GIVEN PROBLEM >> Images are not part of the copy; write out the rest of the data exactly as given.
═══ DATASET ROWS
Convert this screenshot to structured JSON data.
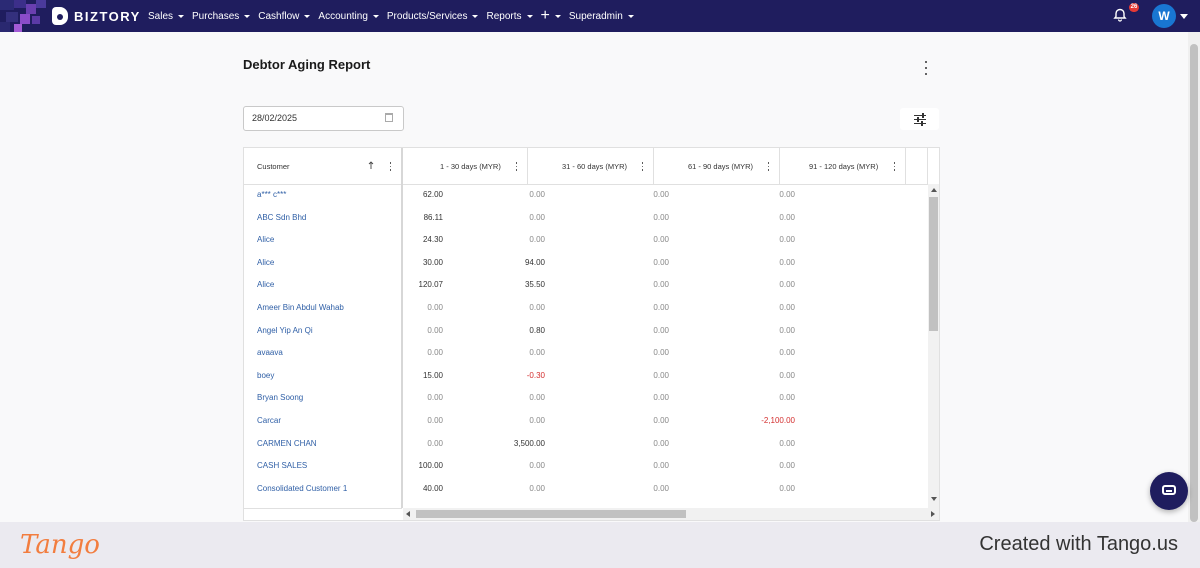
{
  "nav": {
    "brand": "BIZTORY",
    "menu": [
      "Sales",
      "Purchases",
      "Cashflow",
      "Accounting",
      "Products/Services",
      "Reports",
      "+",
      "Superadmin"
    ],
    "notifications": "26",
    "avatar": "W"
  },
  "page": {
    "title": "Debtor Aging Report",
    "date": "28/02/2025"
  },
  "grid": {
    "columns": [
      "Customer",
      "1 - 30 days (MYR)",
      "31 - 60 days (MYR)",
      "61 - 90 days (MYR)",
      "91 - 120 days (MYR)"
    ],
    "rows": [
      {
        "customer": "a*** c***",
        "d30": "62.00",
        "d60": "0.00",
        "d90": "0.00",
        "d120": "0.00"
      },
      {
        "customer": "ABC Sdn Bhd",
        "d30": "86.11",
        "d60": "0.00",
        "d90": "0.00",
        "d120": "0.00"
      },
      {
        "customer": "Alice",
        "d30": "24.30",
        "d60": "0.00",
        "d90": "0.00",
        "d120": "0.00"
      },
      {
        "customer": "Alice",
        "d30": "30.00",
        "d60": "94.00",
        "d90": "0.00",
        "d120": "0.00"
      },
      {
        "customer": "Alice",
        "d30": "120.07",
        "d60": "35.50",
        "d90": "0.00",
        "d120": "0.00"
      },
      {
        "customer": "Ameer Bin Abdul Wahab",
        "d30": "0.00",
        "d60": "0.00",
        "d90": "0.00",
        "d120": "0.00"
      },
      {
        "customer": "Angel Yip An Qi",
        "d30": "0.00",
        "d60": "0.80",
        "d90": "0.00",
        "d120": "0.00"
      },
      {
        "customer": "avaava",
        "d30": "0.00",
        "d60": "0.00",
        "d90": "0.00",
        "d120": "0.00"
      },
      {
        "customer": "boey",
        "d30": "15.00",
        "d60": "-0.30",
        "d90": "0.00",
        "d120": "0.00"
      },
      {
        "customer": "Bryan Soong",
        "d30": "0.00",
        "d60": "0.00",
        "d90": "0.00",
        "d120": "0.00"
      },
      {
        "customer": "Carcar",
        "d30": "0.00",
        "d60": "0.00",
        "d90": "0.00",
        "d120": "-2,100.00"
      },
      {
        "customer": "CARMEN CHAN",
        "d30": "0.00",
        "d60": "3,500.00",
        "d90": "0.00",
        "d120": "0.00"
      },
      {
        "customer": "CASH SALES",
        "d30": "100.00",
        "d60": "0.00",
        "d90": "0.00",
        "d120": "0.00"
      },
      {
        "customer": "Consolidated Customer 1",
        "d30": "40.00",
        "d60": "0.00",
        "d90": "0.00",
        "d120": "0.00"
      }
    ]
  },
  "footer": {
    "logo": "Tango",
    "text": "Created with Tango.us"
  },
  "colors": {
    "nav": "#1f1d5e",
    "link": "#2f5fa6",
    "negative": "#d32f2f",
    "tango": "#f27d3f"
  }
}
══════
RESPONSE TO THIS EXERCISE >>
Convert this screenshot to structured JSON data.
{
  "nav": {
    "brand": "BIZTORY",
    "menu": [
      "Sales",
      "Purchases",
      "Cashflow",
      "Accounting",
      "Products/Services",
      "Reports",
      "+",
      "Superadmin"
    ],
    "notifications": "26",
    "avatar": "W"
  },
  "page": {
    "title": "Debtor Aging Report",
    "date": "28/02/2025"
  },
  "grid": {
    "columns": [
      "Customer",
      "1 - 30 days (MYR)",
      "31 - 60 days (MYR)",
      "61 - 90 days (MYR)",
      "91 - 120 days (MYR)"
    ],
    "rows": [
      {
        "customer": "a*** c***",
        "d30": "62.00",
        "d60": "0.00",
        "d90": "0.00",
        "d120": "0.00"
      },
      {
        "customer": "ABC Sdn Bhd",
        "d30": "86.11",
        "d60": "0.00",
        "d90": "0.00",
        "d120": "0.00"
      },
      {
        "customer": "Alice",
        "d30": "24.30",
        "d60": "0.00",
        "d90": "0.00",
        "d120": "0.00"
      },
      {
        "customer": "Alice",
        "d30": "30.00",
        "d60": "94.00",
        "d90": "0.00",
        "d120": "0.00"
      },
      {
        "customer": "Alice",
        "d30": "120.07",
        "d60": "35.50",
        "d90": "0.00",
        "d120": "0.00"
      },
      {
        "customer": "Ameer Bin Abdul Wahab",
        "d30": "0.00",
        "d60": "0.00",
        "d90": "0.00",
        "d120": "0.00"
      },
      {
        "customer": "Angel Yip An Qi",
        "d30": "0.00",
        "d60": "0.80",
        "d90": "0.00",
        "d120": "0.00"
      },
      {
        "customer": "avaava",
        "d30": "0.00",
        "d60": "0.00",
        "d90": "0.00",
        "d120": "0.00"
      },
      {
        "customer": "boey",
        "d30": "15.00",
        "d60": "-0.30",
        "d90": "0.00",
        "d120": "0.00"
      },
      {
        "customer": "Bryan Soong",
        "d30": "0.00",
        "d60": "0.00",
        "d90": "0.00",
        "d120": "0.00"
      },
      {
        "customer": "Carcar",
        "d30": "0.00",
        "d60": "0.00",
        "d90": "0.00",
        "d120": "-2,100.00"
      },
      {
        "customer": "CARMEN CHAN",
        "d30": "0.00",
        "d60": "3,500.00",
        "d90": "0.00",
        "d120": "0.00"
      },
      {
        "customer": "CASH SALES",
        "d30": "100.00",
        "d60": "0.00",
        "d90": "0.00",
        "d120": "0.00"
      },
      {
        "customer": "Consolidated Customer 1",
        "d30": "40.00",
        "d60": "0.00",
        "d90": "0.00",
        "d120": "0.00"
      }
    ]
  },
  "footer": {
    "logo": "Tango",
    "text": "Created with Tango.us"
  },
  "colors": {
    "nav": "#1f1d5e",
    "link": "#2f5fa6",
    "negative": "#d32f2f",
    "tango": "#f27d3f"
  }
}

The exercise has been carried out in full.